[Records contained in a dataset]
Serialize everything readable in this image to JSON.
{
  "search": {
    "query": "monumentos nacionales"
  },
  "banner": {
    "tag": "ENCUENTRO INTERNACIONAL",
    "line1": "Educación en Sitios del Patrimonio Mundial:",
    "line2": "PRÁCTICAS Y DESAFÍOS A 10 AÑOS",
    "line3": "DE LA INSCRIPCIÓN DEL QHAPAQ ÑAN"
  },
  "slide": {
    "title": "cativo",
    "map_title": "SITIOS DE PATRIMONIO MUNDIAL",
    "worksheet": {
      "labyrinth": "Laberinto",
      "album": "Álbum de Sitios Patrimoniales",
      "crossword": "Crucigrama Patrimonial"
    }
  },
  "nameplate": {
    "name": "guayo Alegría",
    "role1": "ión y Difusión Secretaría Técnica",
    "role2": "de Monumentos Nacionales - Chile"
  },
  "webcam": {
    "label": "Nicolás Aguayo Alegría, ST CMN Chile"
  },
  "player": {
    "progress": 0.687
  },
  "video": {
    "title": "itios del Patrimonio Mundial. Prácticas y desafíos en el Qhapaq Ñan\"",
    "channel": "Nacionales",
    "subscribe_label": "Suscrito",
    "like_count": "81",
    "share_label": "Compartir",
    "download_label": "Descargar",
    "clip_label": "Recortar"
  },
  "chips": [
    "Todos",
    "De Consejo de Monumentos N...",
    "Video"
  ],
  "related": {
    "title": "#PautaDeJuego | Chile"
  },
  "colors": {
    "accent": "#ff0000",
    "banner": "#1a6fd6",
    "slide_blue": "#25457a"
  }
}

_Exercise details_. Go through the records above and retype each one exactly.

_Correct answer_.
Serialize everything readable in this image to JSON.
{
  "search": {
    "query": "monumentos nacionales"
  },
  "banner": {
    "tag": "ENCUENTRO INTERNACIONAL",
    "line1": "Educación en Sitios del Patrimonio Mundial:",
    "line2": "PRÁCTICAS Y DESAFÍOS A 10 AÑOS",
    "line3": "DE LA INSCRIPCIÓN DEL QHAPAQ ÑAN"
  },
  "slide": {
    "title": "cativo",
    "map_title": "SITIOS DE PATRIMONIO MUNDIAL",
    "worksheet": {
      "labyrinth": "Laberinto",
      "album": "Álbum de Sitios Patrimoniales",
      "crossword": "Crucigrama Patrimonial"
    }
  },
  "nameplate": {
    "name": "guayo Alegría",
    "role1": "ión y Difusión Secretaría Técnica",
    "role2": "de Monumentos Nacionales - Chile"
  },
  "webcam": {
    "label": "Nicolás Aguayo Alegría, ST CMN Chile"
  },
  "player": {
    "progress": 0.687
  },
  "video": {
    "title": "itios del Patrimonio Mundial. Prácticas y desafíos en el Qhapaq Ñan\"",
    "channel": "Nacionales",
    "subscribe_label": "Suscrito",
    "like_count": "81",
    "share_label": "Compartir",
    "download_label": "Descargar",
    "clip_label": "Recortar"
  },
  "chips": [
    "Todos",
    "De Consejo de Monumentos N...",
    "Video"
  ],
  "related": {
    "title": "#PautaDeJuego | Chile"
  },
  "colors": {
    "accent": "#ff0000",
    "banner": "#1a6fd6",
    "slide_blue": "#25457a"
  }
}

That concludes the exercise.